→ What is expected: Check each line of the records below and collect those that include the word "marker".

Start

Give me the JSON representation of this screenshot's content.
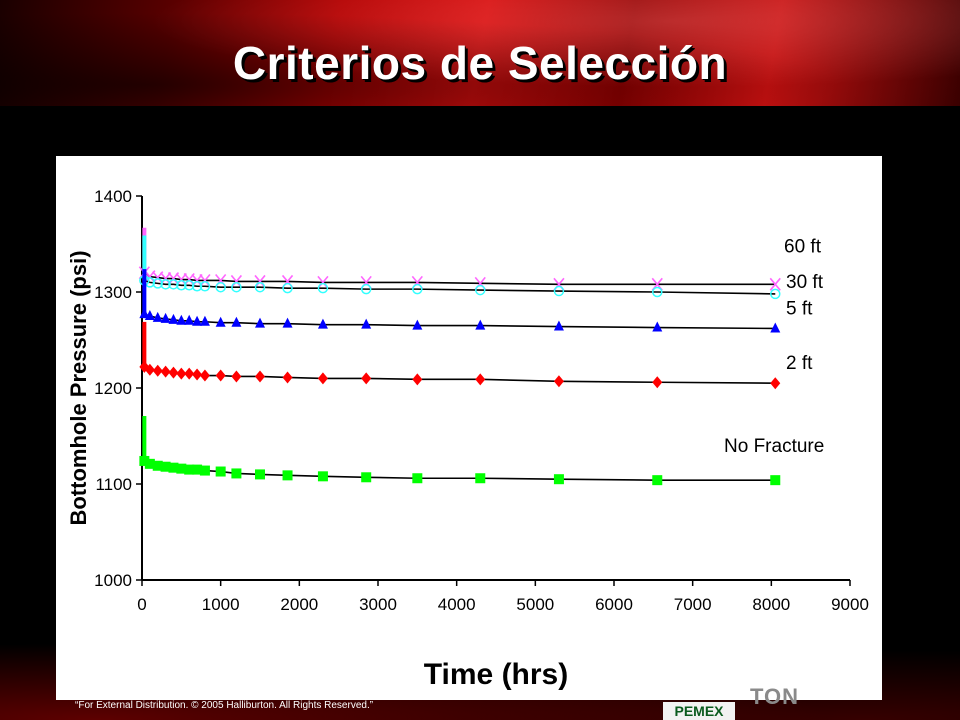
{
  "slide": {
    "title": "Criterios de Selección",
    "footnote": "“For External Distribution. © 2005 Halliburton. All Rights Reserved.”",
    "logo_pemex": "PEMEX",
    "logo_brand": "TON"
  },
  "chart_data": {
    "type": "line",
    "title": "",
    "xlabel": "Time (hrs)",
    "ylabel": "Bottomhole Pressure (psi)",
    "xlim": [
      0,
      9000
    ],
    "ylim": [
      1000,
      1400
    ],
    "x_ticks": [
      0,
      1000,
      2000,
      3000,
      4000,
      5000,
      6000,
      7000,
      8000,
      9000
    ],
    "y_ticks": [
      1000,
      1100,
      1200,
      1300,
      1400
    ],
    "grid": false,
    "legend": "none",
    "series": [
      {
        "name": "60 ft",
        "color": "#ff66ff",
        "marker": "x",
        "x": [
          30,
          100,
          200,
          300,
          400,
          500,
          600,
          700,
          800,
          1000,
          1200,
          1500,
          1850,
          2300,
          2850,
          3500,
          4300,
          5300,
          6550,
          8050
        ],
        "y": [
          1320,
          1316,
          1315,
          1314,
          1314,
          1313,
          1313,
          1312,
          1312,
          1312,
          1311,
          1311,
          1311,
          1310,
          1310,
          1310,
          1309,
          1308,
          1308,
          1308
        ]
      },
      {
        "name": "30 ft",
        "color": "#33ffff",
        "marker": "circle",
        "x": [
          30,
          100,
          200,
          300,
          400,
          500,
          600,
          700,
          800,
          1000,
          1200,
          1500,
          1850,
          2300,
          2850,
          3500,
          4300,
          5300,
          6550,
          8050
        ],
        "y": [
          1312,
          1310,
          1309,
          1308,
          1308,
          1307,
          1307,
          1306,
          1306,
          1305,
          1305,
          1305,
          1304,
          1304,
          1303,
          1303,
          1302,
          1301,
          1300,
          1298
        ]
      },
      {
        "name": "5 ft",
        "color": "#0000ff",
        "marker": "triangle",
        "x": [
          30,
          100,
          200,
          300,
          400,
          500,
          600,
          700,
          800,
          1000,
          1200,
          1500,
          1850,
          2300,
          2850,
          3500,
          4300,
          5300,
          6550,
          8050
        ],
        "y": [
          1277,
          1275,
          1273,
          1272,
          1271,
          1270,
          1270,
          1269,
          1269,
          1268,
          1268,
          1267,
          1267,
          1266,
          1266,
          1265,
          1265,
          1264,
          1263,
          1262
        ]
      },
      {
        "name": "2 ft",
        "color": "#ff0000",
        "marker": "diamond",
        "x": [
          30,
          100,
          200,
          300,
          400,
          500,
          600,
          700,
          800,
          1000,
          1200,
          1500,
          1850,
          2300,
          2850,
          3500,
          4300,
          5300,
          6550,
          8050
        ],
        "y": [
          1222,
          1219,
          1218,
          1217,
          1216,
          1215,
          1215,
          1214,
          1213,
          1213,
          1212,
          1212,
          1211,
          1210,
          1210,
          1209,
          1209,
          1207,
          1206,
          1205
        ]
      },
      {
        "name": "No Fracture",
        "color": "#00ff00",
        "marker": "square",
        "x": [
          30,
          100,
          200,
          300,
          400,
          500,
          600,
          700,
          800,
          1000,
          1200,
          1500,
          1850,
          2300,
          2850,
          3500,
          4300,
          5300,
          6550,
          8050
        ],
        "y": [
          1124,
          1121,
          1119,
          1118,
          1117,
          1116,
          1115,
          1115,
          1114,
          1113,
          1111,
          1110,
          1109,
          1108,
          1107,
          1106,
          1106,
          1105,
          1104,
          1104
        ]
      }
    ]
  }
}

End

→ Completed task:
        "marker": "x",
        "marker": "circle",
        "marker": "triangle",
        "marker": "diamond",
        "marker": "square",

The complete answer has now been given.